(Your goal):
Rewrite the entry lines as a numbered list, omitting blank lines. Start at the line that contains "markdown-heading: ##### 五级标题" and end after the line that contains "vim-line: aeft3ef [95,281,148,296]".

-- Stored data start --

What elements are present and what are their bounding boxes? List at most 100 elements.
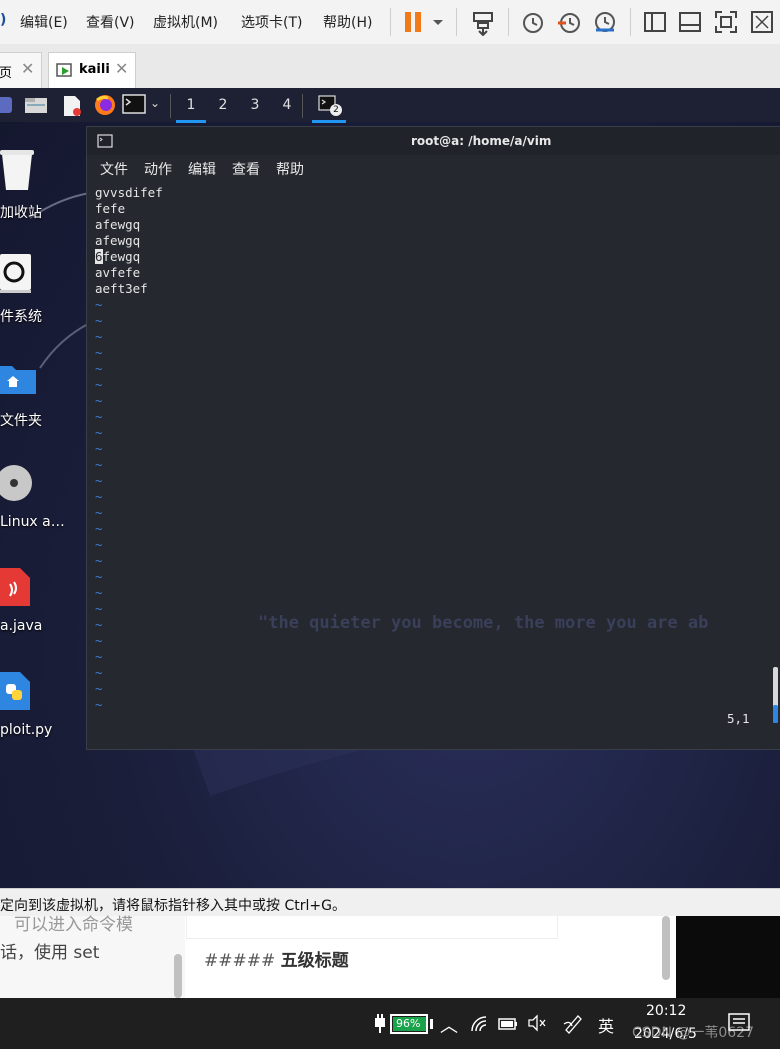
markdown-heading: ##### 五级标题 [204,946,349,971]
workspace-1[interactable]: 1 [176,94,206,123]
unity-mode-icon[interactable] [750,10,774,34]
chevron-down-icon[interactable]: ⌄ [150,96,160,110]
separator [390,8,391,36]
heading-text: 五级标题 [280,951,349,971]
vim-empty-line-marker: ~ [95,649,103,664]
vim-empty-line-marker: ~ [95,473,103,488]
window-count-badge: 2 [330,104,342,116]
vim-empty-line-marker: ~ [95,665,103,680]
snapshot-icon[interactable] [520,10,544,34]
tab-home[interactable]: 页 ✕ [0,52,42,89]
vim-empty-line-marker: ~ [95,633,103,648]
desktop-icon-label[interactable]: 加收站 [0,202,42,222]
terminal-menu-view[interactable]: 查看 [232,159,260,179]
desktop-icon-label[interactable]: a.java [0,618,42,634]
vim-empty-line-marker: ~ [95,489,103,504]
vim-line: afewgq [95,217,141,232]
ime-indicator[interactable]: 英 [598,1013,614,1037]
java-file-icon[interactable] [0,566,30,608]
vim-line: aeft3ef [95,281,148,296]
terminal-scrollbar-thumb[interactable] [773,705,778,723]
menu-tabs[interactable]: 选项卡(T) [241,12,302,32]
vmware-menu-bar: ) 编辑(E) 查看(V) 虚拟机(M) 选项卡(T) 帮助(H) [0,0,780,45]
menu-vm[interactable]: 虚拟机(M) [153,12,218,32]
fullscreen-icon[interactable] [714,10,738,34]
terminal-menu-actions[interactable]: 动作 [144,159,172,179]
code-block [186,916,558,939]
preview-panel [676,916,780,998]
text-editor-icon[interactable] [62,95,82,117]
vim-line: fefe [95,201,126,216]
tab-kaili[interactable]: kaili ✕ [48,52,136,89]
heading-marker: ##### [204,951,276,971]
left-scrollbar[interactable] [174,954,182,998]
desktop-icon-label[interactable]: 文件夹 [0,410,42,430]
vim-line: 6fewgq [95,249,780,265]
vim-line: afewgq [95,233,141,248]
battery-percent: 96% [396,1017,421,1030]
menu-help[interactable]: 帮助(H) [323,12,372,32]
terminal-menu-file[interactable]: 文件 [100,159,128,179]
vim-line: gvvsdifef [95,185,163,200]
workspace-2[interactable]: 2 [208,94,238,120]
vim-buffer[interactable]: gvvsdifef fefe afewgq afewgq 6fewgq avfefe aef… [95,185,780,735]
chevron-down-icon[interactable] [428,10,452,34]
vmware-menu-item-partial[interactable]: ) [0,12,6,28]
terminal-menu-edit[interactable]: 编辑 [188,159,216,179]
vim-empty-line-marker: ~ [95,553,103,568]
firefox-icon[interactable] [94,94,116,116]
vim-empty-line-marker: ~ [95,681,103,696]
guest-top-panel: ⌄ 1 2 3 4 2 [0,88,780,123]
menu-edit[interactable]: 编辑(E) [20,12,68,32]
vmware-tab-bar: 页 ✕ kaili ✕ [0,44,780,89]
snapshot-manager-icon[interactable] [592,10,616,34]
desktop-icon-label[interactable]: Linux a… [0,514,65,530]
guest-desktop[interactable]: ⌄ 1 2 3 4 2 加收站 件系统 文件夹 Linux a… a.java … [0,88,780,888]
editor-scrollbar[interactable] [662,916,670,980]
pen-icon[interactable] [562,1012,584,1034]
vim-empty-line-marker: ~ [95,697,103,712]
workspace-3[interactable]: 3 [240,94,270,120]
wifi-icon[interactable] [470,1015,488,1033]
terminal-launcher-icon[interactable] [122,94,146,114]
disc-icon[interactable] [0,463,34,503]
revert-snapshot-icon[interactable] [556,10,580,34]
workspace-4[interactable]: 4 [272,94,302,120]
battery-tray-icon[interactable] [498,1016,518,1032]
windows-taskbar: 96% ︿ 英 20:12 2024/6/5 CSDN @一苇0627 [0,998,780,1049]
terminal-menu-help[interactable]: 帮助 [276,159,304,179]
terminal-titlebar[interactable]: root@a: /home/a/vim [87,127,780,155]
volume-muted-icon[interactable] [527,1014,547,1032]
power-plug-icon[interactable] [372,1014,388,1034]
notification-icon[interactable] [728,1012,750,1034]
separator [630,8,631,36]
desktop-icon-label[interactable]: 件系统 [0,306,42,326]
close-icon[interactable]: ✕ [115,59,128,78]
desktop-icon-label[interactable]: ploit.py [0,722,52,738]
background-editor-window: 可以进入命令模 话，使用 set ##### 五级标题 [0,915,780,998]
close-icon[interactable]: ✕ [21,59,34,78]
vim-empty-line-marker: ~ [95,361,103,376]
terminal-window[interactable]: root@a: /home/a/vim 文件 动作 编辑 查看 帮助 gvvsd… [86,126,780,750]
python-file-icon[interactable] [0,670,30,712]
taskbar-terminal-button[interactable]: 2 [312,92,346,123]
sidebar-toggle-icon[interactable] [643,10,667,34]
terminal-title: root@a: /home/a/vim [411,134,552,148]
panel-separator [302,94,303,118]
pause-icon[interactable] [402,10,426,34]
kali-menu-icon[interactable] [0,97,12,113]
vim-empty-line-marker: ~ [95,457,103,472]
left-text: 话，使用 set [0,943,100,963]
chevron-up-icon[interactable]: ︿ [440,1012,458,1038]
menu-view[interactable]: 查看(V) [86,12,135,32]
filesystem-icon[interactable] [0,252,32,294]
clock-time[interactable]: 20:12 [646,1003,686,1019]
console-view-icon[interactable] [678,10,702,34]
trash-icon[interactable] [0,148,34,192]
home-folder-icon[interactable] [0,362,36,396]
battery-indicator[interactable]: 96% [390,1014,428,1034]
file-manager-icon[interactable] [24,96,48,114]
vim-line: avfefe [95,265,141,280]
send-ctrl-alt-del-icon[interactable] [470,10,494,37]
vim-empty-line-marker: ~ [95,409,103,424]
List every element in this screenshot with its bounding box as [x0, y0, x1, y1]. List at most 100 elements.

-- Stored data end --
-- Stored data start --

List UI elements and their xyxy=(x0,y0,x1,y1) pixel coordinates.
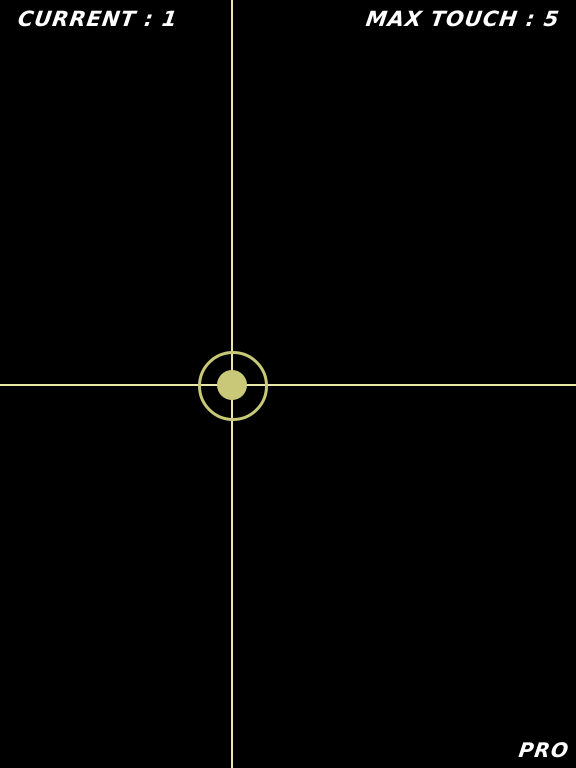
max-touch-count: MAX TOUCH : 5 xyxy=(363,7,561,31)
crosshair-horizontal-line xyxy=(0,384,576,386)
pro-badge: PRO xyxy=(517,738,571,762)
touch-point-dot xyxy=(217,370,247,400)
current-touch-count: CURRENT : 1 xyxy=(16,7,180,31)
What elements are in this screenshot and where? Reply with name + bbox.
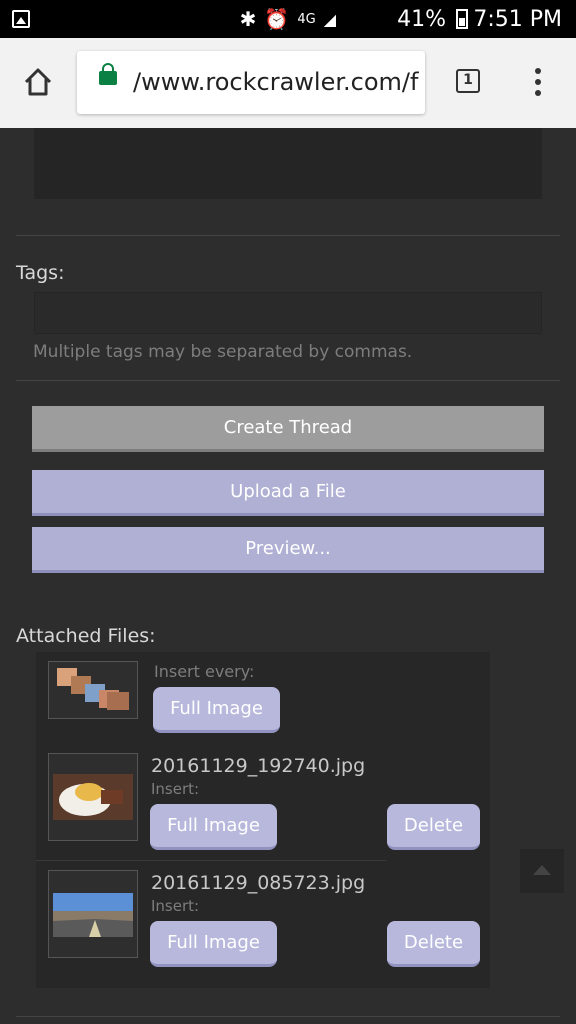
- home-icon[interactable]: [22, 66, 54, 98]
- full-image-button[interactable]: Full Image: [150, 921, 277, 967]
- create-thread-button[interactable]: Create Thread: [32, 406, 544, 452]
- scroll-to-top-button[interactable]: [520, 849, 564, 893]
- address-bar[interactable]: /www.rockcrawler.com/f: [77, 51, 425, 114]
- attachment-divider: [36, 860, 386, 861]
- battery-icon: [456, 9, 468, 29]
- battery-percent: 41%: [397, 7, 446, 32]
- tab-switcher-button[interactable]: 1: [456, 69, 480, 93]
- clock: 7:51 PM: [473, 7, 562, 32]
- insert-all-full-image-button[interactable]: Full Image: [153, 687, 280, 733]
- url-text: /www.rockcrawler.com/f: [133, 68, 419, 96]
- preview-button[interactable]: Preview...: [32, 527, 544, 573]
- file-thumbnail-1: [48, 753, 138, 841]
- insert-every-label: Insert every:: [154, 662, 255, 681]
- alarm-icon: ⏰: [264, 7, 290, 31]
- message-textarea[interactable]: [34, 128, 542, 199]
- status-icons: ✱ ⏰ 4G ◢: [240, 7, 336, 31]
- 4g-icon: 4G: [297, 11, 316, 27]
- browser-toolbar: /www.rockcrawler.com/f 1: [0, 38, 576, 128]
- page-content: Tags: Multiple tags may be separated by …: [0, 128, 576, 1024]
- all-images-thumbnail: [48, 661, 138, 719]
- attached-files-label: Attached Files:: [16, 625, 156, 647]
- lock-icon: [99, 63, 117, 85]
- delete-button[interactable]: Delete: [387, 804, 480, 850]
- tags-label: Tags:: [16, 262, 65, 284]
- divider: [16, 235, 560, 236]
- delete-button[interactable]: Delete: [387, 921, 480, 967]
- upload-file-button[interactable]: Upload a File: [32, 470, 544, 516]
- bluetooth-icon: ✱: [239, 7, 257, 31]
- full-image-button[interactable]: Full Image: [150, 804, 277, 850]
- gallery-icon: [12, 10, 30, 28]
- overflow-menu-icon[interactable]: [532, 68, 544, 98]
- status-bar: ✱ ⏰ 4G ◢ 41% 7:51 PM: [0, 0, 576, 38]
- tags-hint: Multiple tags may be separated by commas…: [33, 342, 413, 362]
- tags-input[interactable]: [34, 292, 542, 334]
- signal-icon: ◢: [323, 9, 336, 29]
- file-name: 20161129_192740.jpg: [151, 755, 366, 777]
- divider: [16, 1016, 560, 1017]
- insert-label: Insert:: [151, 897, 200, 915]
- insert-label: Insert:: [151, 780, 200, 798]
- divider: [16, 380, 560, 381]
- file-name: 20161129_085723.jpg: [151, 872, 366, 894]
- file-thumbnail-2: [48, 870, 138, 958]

-- Stored data end --

(Reply):
1. markdown-heading: ##### 五级标题 [204,946,349,971]
2. workspace-1[interactable]: 1 [176,94,206,123]
3. unity-mode-icon[interactable] [750,10,774,34]
4. chevron-down-icon[interactable]: ⌄ [150,96,160,110]
5. separator [390,8,391,36]
6. heading-text: 五级标题 [280,951,349,971]
7. vim-empty-line-marker: ~ [95,649,103,664]
8. vim-empty-line-marker: ~ [95,473,103,488]
9. window-count-badge: 2 [330,104,342,116]
10. vim-empty-line-marker: ~ [95,665,103,680]
11. snapshot-icon[interactable] [520,10,544,34]
12. tab-home[interactable]: 页 ✕ [0,52,42,89]
13. vim-empty-line-marker: ~ [95,633,103,648]
14. desktop-icon-label[interactable]: 加收站 [0,202,42,222]
15. terminal-menu-view[interactable]: 查看 [232,159,260,179]
16. desktop-icon-label[interactable]: a.java [0,618,42,634]
17. vim-empty-line-marker: ~ [95,489,103,504]
18. vim-line: afewgq [95,217,141,232]
19. ime-indicator[interactable]: 英 [598,1013,614,1037]
20. java-file-icon[interactable] [0,566,30,608]
21. vim-line: aeft3ef [95,281,148,296]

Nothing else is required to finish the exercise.